---------- RECORDS FOR THE TASK ----------

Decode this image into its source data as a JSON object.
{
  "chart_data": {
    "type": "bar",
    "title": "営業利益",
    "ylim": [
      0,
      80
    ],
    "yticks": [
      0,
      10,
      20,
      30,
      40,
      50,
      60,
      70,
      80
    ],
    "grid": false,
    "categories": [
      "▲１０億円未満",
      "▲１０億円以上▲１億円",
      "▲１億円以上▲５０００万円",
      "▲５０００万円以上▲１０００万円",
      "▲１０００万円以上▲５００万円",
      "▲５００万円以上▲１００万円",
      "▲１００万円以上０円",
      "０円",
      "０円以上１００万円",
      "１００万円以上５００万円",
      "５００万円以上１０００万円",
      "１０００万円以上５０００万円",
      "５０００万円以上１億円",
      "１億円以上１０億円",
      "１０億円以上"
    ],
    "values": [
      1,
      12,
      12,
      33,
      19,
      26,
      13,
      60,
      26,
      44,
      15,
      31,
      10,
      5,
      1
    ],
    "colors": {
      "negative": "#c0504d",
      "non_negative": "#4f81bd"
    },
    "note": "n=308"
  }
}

----------
---------- RECORDS FOR THE TASK ----------

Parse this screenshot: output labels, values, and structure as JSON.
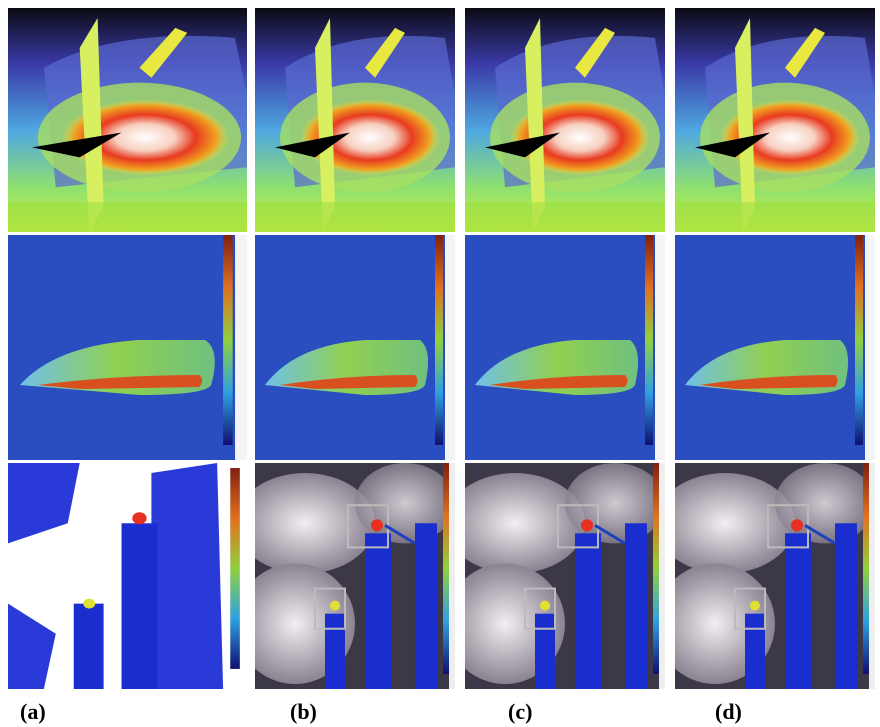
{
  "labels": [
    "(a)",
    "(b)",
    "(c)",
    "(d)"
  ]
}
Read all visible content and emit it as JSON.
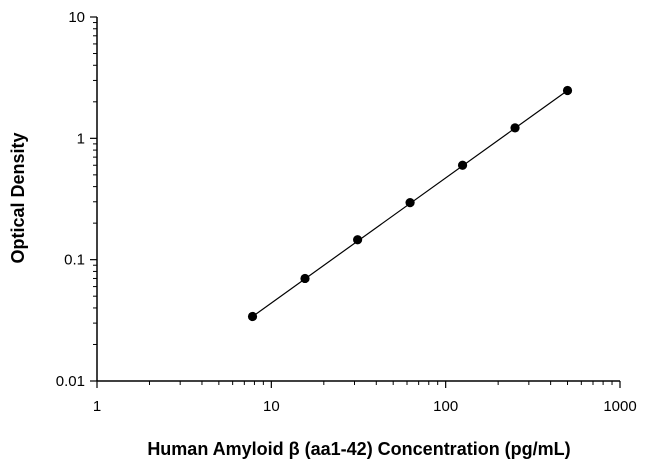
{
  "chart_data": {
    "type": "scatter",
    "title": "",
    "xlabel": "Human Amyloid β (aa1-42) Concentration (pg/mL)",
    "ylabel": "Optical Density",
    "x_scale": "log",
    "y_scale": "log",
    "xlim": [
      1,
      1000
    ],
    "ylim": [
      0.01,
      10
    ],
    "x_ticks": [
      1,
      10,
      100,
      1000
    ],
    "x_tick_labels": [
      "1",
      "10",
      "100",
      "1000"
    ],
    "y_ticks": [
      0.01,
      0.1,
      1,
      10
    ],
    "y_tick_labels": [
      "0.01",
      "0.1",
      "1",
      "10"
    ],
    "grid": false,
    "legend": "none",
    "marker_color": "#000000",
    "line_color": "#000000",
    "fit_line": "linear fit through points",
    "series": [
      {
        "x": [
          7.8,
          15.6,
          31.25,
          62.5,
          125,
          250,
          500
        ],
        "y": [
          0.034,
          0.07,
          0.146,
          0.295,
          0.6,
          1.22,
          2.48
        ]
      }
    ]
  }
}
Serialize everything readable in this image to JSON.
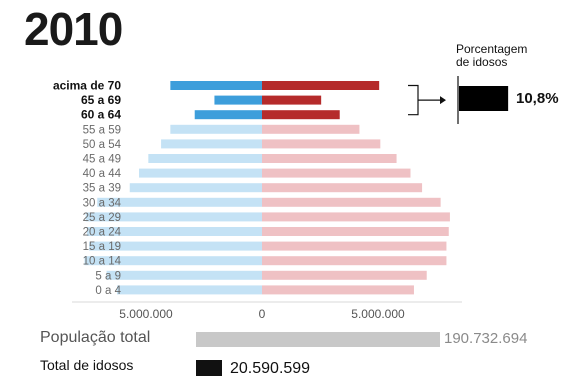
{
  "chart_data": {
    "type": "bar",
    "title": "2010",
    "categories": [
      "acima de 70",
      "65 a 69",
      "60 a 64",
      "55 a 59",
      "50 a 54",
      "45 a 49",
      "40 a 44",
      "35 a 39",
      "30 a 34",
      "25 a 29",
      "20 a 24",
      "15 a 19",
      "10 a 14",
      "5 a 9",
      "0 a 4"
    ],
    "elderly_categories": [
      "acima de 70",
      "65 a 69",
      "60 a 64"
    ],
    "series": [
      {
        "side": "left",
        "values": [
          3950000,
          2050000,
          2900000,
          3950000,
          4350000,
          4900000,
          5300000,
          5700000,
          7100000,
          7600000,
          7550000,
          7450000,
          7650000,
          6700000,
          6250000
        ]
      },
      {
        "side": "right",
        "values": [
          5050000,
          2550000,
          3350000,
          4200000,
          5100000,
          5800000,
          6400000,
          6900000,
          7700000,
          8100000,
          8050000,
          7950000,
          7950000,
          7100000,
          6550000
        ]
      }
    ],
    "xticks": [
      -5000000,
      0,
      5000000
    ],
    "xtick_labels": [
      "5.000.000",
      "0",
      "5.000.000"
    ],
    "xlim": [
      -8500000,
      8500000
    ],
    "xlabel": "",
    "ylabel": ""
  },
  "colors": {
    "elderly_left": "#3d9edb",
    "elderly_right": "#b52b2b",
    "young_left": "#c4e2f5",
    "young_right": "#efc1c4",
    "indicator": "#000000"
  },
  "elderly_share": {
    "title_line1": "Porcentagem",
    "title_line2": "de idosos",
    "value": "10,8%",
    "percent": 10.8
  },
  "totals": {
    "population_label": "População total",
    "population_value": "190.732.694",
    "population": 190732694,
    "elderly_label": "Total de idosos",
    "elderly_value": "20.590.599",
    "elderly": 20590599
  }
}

----------

- _WHAT YOU SHOULD DO_
Show, from the material above, each line that includes the string "this".

- _FULL OUTPUT_
Decode this image into its source data as a JSON object.
Parse this screenshot: output labels, values, and structure as JSON.
Serialize everything readable in this image to JSON.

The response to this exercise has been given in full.